● THE REQUEST
Below are some records; retype all of them exactly.
--------
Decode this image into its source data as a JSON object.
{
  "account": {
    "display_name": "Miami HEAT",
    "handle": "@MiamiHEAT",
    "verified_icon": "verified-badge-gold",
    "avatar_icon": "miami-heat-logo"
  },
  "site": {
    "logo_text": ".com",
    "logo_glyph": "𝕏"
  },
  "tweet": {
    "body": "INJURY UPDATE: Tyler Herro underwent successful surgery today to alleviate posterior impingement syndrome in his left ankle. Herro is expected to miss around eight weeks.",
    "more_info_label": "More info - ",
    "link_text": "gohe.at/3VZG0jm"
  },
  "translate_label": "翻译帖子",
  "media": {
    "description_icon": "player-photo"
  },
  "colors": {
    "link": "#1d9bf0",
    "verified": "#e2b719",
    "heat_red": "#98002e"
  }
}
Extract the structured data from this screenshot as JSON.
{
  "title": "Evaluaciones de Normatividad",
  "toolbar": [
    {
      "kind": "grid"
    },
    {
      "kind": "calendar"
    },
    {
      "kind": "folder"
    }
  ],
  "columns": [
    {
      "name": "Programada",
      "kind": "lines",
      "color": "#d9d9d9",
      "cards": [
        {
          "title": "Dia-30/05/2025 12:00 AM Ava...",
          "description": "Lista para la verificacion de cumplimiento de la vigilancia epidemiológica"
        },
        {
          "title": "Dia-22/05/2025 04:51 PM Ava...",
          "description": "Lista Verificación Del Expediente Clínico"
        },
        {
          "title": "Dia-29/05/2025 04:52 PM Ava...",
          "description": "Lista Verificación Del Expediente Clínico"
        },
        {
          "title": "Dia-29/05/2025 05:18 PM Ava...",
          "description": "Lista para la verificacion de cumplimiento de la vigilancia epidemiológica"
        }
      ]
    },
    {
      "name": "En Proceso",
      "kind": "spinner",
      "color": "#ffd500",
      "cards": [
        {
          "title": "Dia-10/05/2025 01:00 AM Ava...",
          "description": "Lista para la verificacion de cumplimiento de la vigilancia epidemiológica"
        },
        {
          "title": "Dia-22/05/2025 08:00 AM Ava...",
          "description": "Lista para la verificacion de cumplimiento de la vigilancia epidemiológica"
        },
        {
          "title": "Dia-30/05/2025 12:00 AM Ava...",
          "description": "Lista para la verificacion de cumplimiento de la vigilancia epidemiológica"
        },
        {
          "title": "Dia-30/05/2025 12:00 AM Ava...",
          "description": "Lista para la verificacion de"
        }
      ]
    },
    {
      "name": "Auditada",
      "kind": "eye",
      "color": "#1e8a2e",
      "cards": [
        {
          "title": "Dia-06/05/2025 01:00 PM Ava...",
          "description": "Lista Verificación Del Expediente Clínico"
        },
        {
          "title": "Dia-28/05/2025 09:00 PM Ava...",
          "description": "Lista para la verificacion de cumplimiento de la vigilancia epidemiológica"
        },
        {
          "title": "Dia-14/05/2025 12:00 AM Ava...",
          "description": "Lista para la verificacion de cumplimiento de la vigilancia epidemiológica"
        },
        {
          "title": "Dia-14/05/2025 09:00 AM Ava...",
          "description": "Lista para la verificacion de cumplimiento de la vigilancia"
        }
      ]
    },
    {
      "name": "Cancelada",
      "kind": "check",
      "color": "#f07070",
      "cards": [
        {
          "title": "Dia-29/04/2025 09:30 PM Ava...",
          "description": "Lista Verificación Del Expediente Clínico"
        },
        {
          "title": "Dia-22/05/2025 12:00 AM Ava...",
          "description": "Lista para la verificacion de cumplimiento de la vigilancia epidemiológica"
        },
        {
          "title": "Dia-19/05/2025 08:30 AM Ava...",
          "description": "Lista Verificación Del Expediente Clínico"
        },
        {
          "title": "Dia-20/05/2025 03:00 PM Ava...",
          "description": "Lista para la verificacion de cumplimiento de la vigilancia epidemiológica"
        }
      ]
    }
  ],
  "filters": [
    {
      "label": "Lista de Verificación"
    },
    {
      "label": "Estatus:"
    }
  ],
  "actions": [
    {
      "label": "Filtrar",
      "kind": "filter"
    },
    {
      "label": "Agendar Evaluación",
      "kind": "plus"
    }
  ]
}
--------
● EXERCISE RESPONSE
Decode this image into its source data as a JSON object.
{
  "account": {
    "display_name": "Miami HEAT",
    "handle": "@MiamiHEAT",
    "verified_icon": "verified-badge-gold",
    "avatar_icon": "miami-heat-logo"
  },
  "site": {
    "logo_text": ".com",
    "logo_glyph": "𝕏"
  },
  "tweet": {
    "body": "INJURY UPDATE: Tyler Herro underwent successful surgery today to alleviate posterior impingement syndrome in his left ankle. Herro is expected to miss around eight weeks.",
    "more_info_label": "More info - ",
    "link_text": "gohe.at/3VZG0jm"
  },
  "translate_label": "翻译帖子",
  "media": {
    "description_icon": "player-photo"
  },
  "colors": {
    "link": "#1d9bf0",
    "verified": "#e2b719",
    "heat_red": "#98002e"
  }
}
Extract the structured data from this screenshot as JSON.
{
  "title": "Evaluaciones de Normatividad",
  "toolbar": [
    {
      "kind": "grid"
    },
    {
      "kind": "calendar"
    },
    {
      "kind": "folder"
    }
  ],
  "columns": [
    {
      "name": "Programada",
      "kind": "lines",
      "color": "#d9d9d9",
      "cards": [
        {
          "title": "Dia-30/05/2025 12:00 AM Ava...",
          "description": "Lista para la verificacion de cumplimiento de la vigilancia epidemiológica"
        },
        {
          "title": "Dia-22/05/2025 04:51 PM Ava...",
          "description": "Lista Verificación Del Expediente Clínico"
        },
        {
          "title": "Dia-29/05/2025 04:52 PM Ava...",
          "description": "Lista Verificación Del Expediente Clínico"
        },
        {
          "title": "Dia-29/05/2025 05:18 PM Ava...",
          "description": "Lista para la verificacion de cumplimiento de la vigilancia epidemiológica"
        }
      ]
    },
    {
      "name": "En Proceso",
      "kind": "spinner",
      "color": "#ffd500",
      "cards": [
        {
          "title": "Dia-10/05/2025 01:00 AM Ava...",
          "description": "Lista para la verificacion de cumplimiento de la vigilancia epidemiológica"
        },
        {
          "title": "Dia-22/05/2025 08:00 AM Ava...",
          "description": "Lista para la verificacion de cumplimiento de la vigilancia epidemiológica"
        },
        {
          "title": "Dia-30/05/2025 12:00 AM Ava...",
          "description": "Lista para la verificacion de cumplimiento de la vigilancia epidemiológica"
        },
        {
          "title": "Dia-30/05/2025 12:00 AM Ava...",
          "description": "Lista para la verificacion de"
        }
      ]
    },
    {
      "name": "Auditada",
      "kind": "eye",
      "color": "#1e8a2e",
      "cards": [
        {
          "title": "Dia-06/05/2025 01:00 PM Ava...",
          "description": "Lista Verificación Del Expediente Clínico"
        },
        {
          "title": "Dia-28/05/2025 09:00 PM Ava...",
          "description": "Lista para la verificacion de cumplimiento de la vigilancia epidemiológica"
        },
        {
          "title": "Dia-14/05/2025 12:00 AM Ava...",
          "description": "Lista para la verificacion de cumplimiento de la vigilancia epidemiológica"
        },
        {
          "title": "Dia-14/05/2025 09:00 AM Ava...",
          "description": "Lista para la verificacion de cumplimiento de la vigilancia"
        }
      ]
    },
    {
      "name": "Cancelada",
      "kind": "check",
      "color": "#f07070",
      "cards": [
        {
          "title": "Dia-29/04/2025 09:30 PM Ava...",
          "description": "Lista Verificación Del Expediente Clínico"
        },
        {
          "title": "Dia-22/05/2025 12:00 AM Ava...",
          "description": "Lista para la verificacion de cumplimiento de la vigilancia epidemiológica"
        },
        {
          "title": "Dia-19/05/2025 08:30 AM Ava...",
          "description": "Lista Verificación Del Expediente Clínico"
        },
        {
          "title": "Dia-20/05/2025 03:00 PM Ava...",
          "description": "Lista para la verificacion de cumplimiento de la vigilancia epidemiológica"
        }
      ]
    }
  ],
  "filters": [
    {
      "label": "Lista de Verificación"
    },
    {
      "label": "Estatus:"
    }
  ],
  "actions": [
    {
      "label": "Filtrar",
      "kind": "filter"
    },
    {
      "label": "Agendar Evaluación",
      "kind": "plus"
    }
  ]
}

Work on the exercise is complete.